◆ **Your objective**:
Pick out each line of the records that contains the word "chamber" and copy those lines.

◆ **Provided records**:

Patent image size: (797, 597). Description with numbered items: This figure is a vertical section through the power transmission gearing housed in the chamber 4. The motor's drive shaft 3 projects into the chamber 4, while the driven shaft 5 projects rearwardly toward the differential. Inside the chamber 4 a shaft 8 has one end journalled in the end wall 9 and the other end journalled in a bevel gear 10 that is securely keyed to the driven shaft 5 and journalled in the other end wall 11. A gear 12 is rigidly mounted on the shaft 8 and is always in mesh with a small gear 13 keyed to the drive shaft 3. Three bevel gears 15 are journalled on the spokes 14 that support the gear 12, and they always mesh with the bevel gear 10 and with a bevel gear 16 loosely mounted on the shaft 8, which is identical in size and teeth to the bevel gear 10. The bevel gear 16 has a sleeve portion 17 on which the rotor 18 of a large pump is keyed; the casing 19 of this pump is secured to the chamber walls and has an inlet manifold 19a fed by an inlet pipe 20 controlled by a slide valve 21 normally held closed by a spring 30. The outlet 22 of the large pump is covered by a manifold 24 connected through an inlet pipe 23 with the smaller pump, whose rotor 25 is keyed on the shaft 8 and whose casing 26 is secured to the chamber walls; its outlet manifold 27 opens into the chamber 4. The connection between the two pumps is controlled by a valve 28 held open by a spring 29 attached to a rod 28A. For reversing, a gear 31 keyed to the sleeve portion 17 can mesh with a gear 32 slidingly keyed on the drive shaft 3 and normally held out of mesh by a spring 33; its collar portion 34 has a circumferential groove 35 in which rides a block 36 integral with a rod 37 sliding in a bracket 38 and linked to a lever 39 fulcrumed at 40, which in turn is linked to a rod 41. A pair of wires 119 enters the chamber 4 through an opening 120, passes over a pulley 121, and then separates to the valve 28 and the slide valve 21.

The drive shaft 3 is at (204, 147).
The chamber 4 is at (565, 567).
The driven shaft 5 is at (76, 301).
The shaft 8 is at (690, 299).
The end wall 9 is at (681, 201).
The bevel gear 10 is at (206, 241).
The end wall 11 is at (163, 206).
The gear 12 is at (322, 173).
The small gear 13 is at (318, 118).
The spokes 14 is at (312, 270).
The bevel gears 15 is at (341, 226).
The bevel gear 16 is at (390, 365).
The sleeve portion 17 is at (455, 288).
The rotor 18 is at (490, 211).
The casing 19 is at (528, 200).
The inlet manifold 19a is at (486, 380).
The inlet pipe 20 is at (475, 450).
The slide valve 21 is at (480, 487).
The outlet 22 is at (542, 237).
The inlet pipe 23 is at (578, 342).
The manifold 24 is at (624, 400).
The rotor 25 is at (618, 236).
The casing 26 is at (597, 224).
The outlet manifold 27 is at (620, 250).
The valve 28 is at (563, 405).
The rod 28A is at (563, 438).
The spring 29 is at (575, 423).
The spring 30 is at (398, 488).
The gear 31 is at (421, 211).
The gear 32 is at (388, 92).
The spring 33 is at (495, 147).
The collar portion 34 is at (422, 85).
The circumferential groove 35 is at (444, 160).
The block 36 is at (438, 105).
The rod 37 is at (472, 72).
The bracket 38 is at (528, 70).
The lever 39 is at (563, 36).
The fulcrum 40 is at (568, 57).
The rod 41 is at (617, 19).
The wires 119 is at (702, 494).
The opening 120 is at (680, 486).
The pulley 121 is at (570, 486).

◆ **Written response**:
Patent image size: (797, 597). Description with numbered items: This figure is a vertical section through the power transmission gearing housed in the chamber 4. The motor's drive shaft 3 projects into the chamber 4, while the driven shaft 5 projects rearwardly toward the differential. Inside the chamber 4 a shaft 8 has one end journalled in the end wall 9 and the other end journalled in a bevel gear 10 that is securely keyed to the driven shaft 5 and journalled in the other end wall 11. A gear 12 is rigidly mounted on the shaft 8 and is always in mesh with a small gear 13 keyed to the drive shaft 3. Three bevel gears 15 are journalled on the spokes 14 that support the gear 12, and they always mesh with the bevel gear 10 and with a bevel gear 16 loosely mounted on the shaft 8, which is identical in size and teeth to the bevel gear 10. The bevel gear 16 has a sleeve portion 17 on which the rotor 18 of a large pump is keyed; the casing 19 of this pump is secured to the chamber walls and has an inlet manifold 19a fed by an inlet pipe 20 controlled by a slide valve 21 normally held closed by a spring 30. The outlet 22 of the large pump is covered by a manifold 24 connected through an inlet pipe 23 with the smaller pump, whose rotor 25 is keyed on the shaft 8 and whose casing 26 is secured to the chamber walls; its outlet manifold 27 opens into the chamber 4. The connection between the two pumps is controlled by a valve 28 held open by a spring 29 attached to a rod 28A. For reversing, a gear 31 keyed to the sleeve portion 17 can mesh with a gear 32 slidingly keyed on the drive shaft 3 and normally held out of mesh by a spring 33; its collar portion 34 has a circumferential groove 35 in which rides a block 36 integral with a rod 37 sliding in a bracket 38 and linked to a lever 39 fulcrumed at 40, which in turn is linked to a rod 41. A pair of wires 119 enters the chamber 4 through an opening 120, passes over a pulley 121, and then separates to the valve 28 and the slide valve 21.
The chamber 4 is at (565, 567).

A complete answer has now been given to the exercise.